- Given task -
The listing beneath should be written out in full, exactly as shown.

(Dataset records)
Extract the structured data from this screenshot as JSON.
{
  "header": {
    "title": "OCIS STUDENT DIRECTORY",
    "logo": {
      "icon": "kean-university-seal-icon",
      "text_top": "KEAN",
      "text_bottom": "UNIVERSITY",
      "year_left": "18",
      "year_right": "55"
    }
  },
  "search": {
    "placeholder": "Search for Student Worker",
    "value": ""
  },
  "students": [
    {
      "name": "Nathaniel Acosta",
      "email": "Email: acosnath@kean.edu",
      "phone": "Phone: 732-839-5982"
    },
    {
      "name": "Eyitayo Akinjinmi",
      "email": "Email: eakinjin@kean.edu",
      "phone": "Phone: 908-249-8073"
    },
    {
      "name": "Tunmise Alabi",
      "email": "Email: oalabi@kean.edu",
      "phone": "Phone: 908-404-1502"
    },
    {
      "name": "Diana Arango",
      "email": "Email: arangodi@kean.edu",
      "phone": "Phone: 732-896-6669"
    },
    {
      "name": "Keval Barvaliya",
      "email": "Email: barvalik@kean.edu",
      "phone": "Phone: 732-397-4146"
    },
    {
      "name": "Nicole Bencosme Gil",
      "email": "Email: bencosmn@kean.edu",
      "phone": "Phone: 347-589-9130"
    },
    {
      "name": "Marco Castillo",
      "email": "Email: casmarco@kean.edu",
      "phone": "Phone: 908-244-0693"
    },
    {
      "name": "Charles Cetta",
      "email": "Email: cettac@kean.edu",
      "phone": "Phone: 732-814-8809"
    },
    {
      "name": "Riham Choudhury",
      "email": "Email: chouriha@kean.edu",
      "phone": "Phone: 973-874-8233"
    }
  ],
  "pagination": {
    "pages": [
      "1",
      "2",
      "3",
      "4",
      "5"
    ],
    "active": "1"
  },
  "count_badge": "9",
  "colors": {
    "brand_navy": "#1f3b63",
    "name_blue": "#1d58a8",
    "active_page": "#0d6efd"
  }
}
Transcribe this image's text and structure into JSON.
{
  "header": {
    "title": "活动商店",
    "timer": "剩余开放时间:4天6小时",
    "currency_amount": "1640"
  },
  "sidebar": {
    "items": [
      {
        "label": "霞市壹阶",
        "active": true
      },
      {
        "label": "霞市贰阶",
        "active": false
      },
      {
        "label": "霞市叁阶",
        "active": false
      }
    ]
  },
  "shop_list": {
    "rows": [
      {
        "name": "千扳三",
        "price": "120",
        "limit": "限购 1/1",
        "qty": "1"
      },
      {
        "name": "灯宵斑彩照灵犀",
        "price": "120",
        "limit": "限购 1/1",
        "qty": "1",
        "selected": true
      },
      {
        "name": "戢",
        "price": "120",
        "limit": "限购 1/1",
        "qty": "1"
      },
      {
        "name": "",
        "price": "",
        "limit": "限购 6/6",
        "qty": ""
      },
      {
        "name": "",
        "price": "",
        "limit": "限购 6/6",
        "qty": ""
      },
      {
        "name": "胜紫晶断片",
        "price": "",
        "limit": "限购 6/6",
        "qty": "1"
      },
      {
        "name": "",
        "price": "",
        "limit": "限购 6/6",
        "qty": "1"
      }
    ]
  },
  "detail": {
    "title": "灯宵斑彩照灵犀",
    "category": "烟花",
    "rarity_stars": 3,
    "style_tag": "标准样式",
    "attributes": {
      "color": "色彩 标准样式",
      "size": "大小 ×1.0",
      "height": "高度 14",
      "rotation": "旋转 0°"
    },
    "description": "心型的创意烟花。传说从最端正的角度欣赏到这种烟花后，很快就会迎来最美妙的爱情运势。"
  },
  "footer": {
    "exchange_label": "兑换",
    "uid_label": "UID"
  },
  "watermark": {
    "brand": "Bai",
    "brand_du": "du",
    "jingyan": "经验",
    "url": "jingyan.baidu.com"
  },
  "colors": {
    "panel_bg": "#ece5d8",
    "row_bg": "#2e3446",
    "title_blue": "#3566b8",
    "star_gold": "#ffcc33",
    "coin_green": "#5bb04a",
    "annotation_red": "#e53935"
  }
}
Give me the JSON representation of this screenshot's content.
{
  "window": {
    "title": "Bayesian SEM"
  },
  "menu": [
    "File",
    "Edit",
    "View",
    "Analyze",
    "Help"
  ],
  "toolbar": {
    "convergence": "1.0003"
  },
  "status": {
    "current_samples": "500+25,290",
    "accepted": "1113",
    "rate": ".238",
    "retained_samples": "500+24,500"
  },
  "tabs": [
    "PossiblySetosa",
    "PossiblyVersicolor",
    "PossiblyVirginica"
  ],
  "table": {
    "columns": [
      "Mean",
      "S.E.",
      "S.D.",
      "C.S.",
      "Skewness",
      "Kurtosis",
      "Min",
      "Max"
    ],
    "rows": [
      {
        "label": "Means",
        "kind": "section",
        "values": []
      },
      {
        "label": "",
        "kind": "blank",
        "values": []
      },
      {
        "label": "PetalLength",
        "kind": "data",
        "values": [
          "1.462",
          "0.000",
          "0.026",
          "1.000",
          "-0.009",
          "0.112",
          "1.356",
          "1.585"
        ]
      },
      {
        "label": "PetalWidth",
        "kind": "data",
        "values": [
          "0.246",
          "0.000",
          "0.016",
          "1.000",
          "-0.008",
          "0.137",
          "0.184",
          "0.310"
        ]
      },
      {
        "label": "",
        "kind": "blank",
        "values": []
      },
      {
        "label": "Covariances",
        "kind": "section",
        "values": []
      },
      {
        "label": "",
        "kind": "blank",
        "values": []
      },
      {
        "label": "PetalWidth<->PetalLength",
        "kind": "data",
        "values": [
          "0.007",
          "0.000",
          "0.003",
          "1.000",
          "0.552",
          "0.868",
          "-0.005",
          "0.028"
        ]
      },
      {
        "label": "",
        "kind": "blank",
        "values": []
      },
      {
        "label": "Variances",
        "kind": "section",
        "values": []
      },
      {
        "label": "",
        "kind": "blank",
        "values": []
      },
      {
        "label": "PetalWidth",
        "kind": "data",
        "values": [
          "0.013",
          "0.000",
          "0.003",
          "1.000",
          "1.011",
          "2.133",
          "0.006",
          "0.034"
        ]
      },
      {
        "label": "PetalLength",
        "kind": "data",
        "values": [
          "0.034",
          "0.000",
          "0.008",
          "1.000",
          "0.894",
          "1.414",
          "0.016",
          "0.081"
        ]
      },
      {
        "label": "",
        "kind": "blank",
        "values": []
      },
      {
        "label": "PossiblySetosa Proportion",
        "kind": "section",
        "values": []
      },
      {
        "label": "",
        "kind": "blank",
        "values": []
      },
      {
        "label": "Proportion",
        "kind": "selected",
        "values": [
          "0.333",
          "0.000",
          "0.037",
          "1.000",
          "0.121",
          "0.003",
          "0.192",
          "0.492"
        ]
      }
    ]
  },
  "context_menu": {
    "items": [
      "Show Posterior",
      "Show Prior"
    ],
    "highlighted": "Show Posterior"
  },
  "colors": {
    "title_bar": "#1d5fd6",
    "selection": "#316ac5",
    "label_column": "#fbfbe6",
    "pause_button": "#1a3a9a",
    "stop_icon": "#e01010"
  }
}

- The response -
Extract the structured data from this screenshot as JSON.
{
  "header": {
    "title": "OCIS STUDENT DIRECTORY",
    "logo": {
      "icon": "kean-university-seal-icon",
      "text_top": "KEAN",
      "text_bottom": "UNIVERSITY",
      "year_left": "18",
      "year_right": "55"
    }
  },
  "search": {
    "placeholder": "Search for Student Worker",
    "value": ""
  },
  "students": [
    {
      "name": "Nathaniel Acosta",
      "email": "Email: acosnath@kean.edu",
      "phone": "Phone: 732-839-5982"
    },
    {
      "name": "Eyitayo Akinjinmi",
      "email": "Email: eakinjin@kean.edu",
      "phone": "Phone: 908-249-8073"
    },
    {
      "name": "Tunmise Alabi",
      "email": "Email: oalabi@kean.edu",
      "phone": "Phone: 908-404-1502"
    },
    {
      "name": "Diana Arango",
      "email": "Email: arangodi@kean.edu",
      "phone": "Phone: 732-896-6669"
    },
    {
      "name": "Keval Barvaliya",
      "email": "Email: barvalik@kean.edu",
      "phone": "Phone: 732-397-4146"
    },
    {
      "name": "Nicole Bencosme Gil",
      "email": "Email: bencosmn@kean.edu",
      "phone": "Phone: 347-589-9130"
    },
    {
      "name": "Marco Castillo",
      "email": "Email: casmarco@kean.edu",
      "phone": "Phone: 908-244-0693"
    },
    {
      "name": "Charles Cetta",
      "email": "Email: cettac@kean.edu",
      "phone": "Phone: 732-814-8809"
    },
    {
      "name": "Riham Choudhury",
      "email": "Email: chouriha@kean.edu",
      "phone": "Phone: 973-874-8233"
    }
  ],
  "pagination": {
    "pages": [
      "1",
      "2",
      "3",
      "4",
      "5"
    ],
    "active": "1"
  },
  "count_badge": "9",
  "colors": {
    "brand_navy": "#1f3b63",
    "name_blue": "#1d58a8",
    "active_page": "#0d6efd"
  }
}
Transcribe this image's text and structure into JSON.
{
  "header": {
    "title": "活动商店",
    "timer": "剩余开放时间:4天6小时",
    "currency_amount": "1640"
  },
  "sidebar": {
    "items": [
      {
        "label": "霞市壹阶",
        "active": true
      },
      {
        "label": "霞市贰阶",
        "active": false
      },
      {
        "label": "霞市叁阶",
        "active": false
      }
    ]
  },
  "shop_list": {
    "rows": [
      {
        "name": "千扳三",
        "price": "120",
        "limit": "限购 1/1",
        "qty": "1"
      },
      {
        "name": "灯宵斑彩照灵犀",
        "price": "120",
        "limit": "限购 1/1",
        "qty": "1",
        "selected": true
      },
      {
        "name": "戢",
        "price": "120",
        "limit": "限购 1/1",
        "qty": "1"
      },
      {
        "name": "",
        "price": "",
        "limit": "限购 6/6",
        "qty": ""
      },
      {
        "name": "",
        "price": "",
        "limit": "限购 6/6",
        "qty": ""
      },
      {
        "name": "胜紫晶断片",
        "price": "",
        "limit": "限购 6/6",
        "qty": "1"
      },
      {
        "name": "",
        "price": "",
        "limit": "限购 6/6",
        "qty": "1"
      }
    ]
  },
  "detail": {
    "title": "灯宵斑彩照灵犀",
    "category": "烟花",
    "rarity_stars": 3,
    "style_tag": "标准样式",
    "attributes": {
      "color": "色彩 标准样式",
      "size": "大小 ×1.0",
      "height": "高度 14",
      "rotation": "旋转 0°"
    },
    "description": "心型的创意烟花。传说从最端正的角度欣赏到这种烟花后，很快就会迎来最美妙的爱情运势。"
  },
  "footer": {
    "exchange_label": "兑换",
    "uid_label": "UID"
  },
  "watermark": {
    "brand": "Bai",
    "brand_du": "du",
    "jingyan": "经验",
    "url": "jingyan.baidu.com"
  },
  "colors": {
    "panel_bg": "#ece5d8",
    "row_bg": "#2e3446",
    "title_blue": "#3566b8",
    "star_gold": "#ffcc33",
    "coin_green": "#5bb04a",
    "annotation_red": "#e53935"
  }
}
Give me the JSON representation of this screenshot's content.
{
  "window": {
    "title": "Bayesian SEM"
  },
  "menu": [
    "File",
    "Edit",
    "View",
    "Analyze",
    "Help"
  ],
  "toolbar": {
    "convergence": "1.0003"
  },
  "status": {
    "current_samples": "500+25,290",
    "accepted": "1113",
    "rate": ".238",
    "retained_samples": "500+24,500"
  },
  "tabs": [
    "PossiblySetosa",
    "PossiblyVersicolor",
    "PossiblyVirginica"
  ],
  "table": {
    "columns": [
      "Mean",
      "S.E.",
      "S.D.",
      "C.S.",
      "Skewness",
      "Kurtosis",
      "Min",
      "Max"
    ],
    "rows": [
      {
        "label": "Means",
        "kind": "section",
        "values": []
      },
      {
        "label": "",
        "kind": "blank",
        "values": []
      },
      {
        "label": "PetalLength",
        "kind": "data",
        "values": [
          "1.462",
          "0.000",
          "0.026",
          "1.000",
          "-0.009",
          "0.112",
          "1.356",
          "1.585"
        ]
      },
      {
        "label": "PetalWidth",
        "kind": "data",
        "values": [
          "0.246",
          "0.000",
          "0.016",
          "1.000",
          "-0.008",
          "0.137",
          "0.184",
          "0.310"
        ]
      },
      {
        "label": "",
        "kind": "blank",
        "values": []
      },
      {
        "label": "Covariances",
        "kind": "section",
        "values": []
      },
      {
        "label": "",
        "kind": "blank",
        "values": []
      },
      {
        "label": "PetalWidth<->PetalLength",
        "kind": "data",
        "values": [
          "0.007",
          "0.000",
          "0.003",
          "1.000",
          "0.552",
          "0.868",
          "-0.005",
          "0.028"
        ]
      },
      {
        "label": "",
        "kind": "blank",
        "values": []
      },
      {
        "label": "Variances",
        "kind": "section",
        "values": []
      },
      {
        "label": "",
        "kind": "blank",
        "values": []
      },
      {
        "label": "PetalWidth",
        "kind": "data",
        "values": [
          "0.013",
          "0.000",
          "0.003",
          "1.000",
          "1.011",
          "2.133",
          "0.006",
          "0.034"
        ]
      },
      {
        "label": "PetalLength",
        "kind": "data",
        "values": [
          "0.034",
          "0.000",
          "0.008",
          "1.000",
          "0.894",
          "1.414",
          "0.016",
          "0.081"
        ]
      },
      {
        "label": "",
        "kind": "blank",
        "values": []
      },
      {
        "label": "PossiblySetosa Proportion",
        "kind": "section",
        "values": []
      },
      {
        "label": "",
        "kind": "blank",
        "values": []
      },
      {
        "label": "Proportion",
        "kind": "selected",
        "values": [
          "0.333",
          "0.000",
          "0.037",
          "1.000",
          "0.121",
          "0.003",
          "0.192",
          "0.492"
        ]
      }
    ]
  },
  "context_menu": {
    "items": [
      "Show Posterior",
      "Show Prior"
    ],
    "highlighted": "Show Posterior"
  },
  "colors": {
    "title_bar": "#1d5fd6",
    "selection": "#316ac5",
    "label_column": "#fbfbe6",
    "pause_button": "#1a3a9a",
    "stop_icon": "#e01010"
  }
}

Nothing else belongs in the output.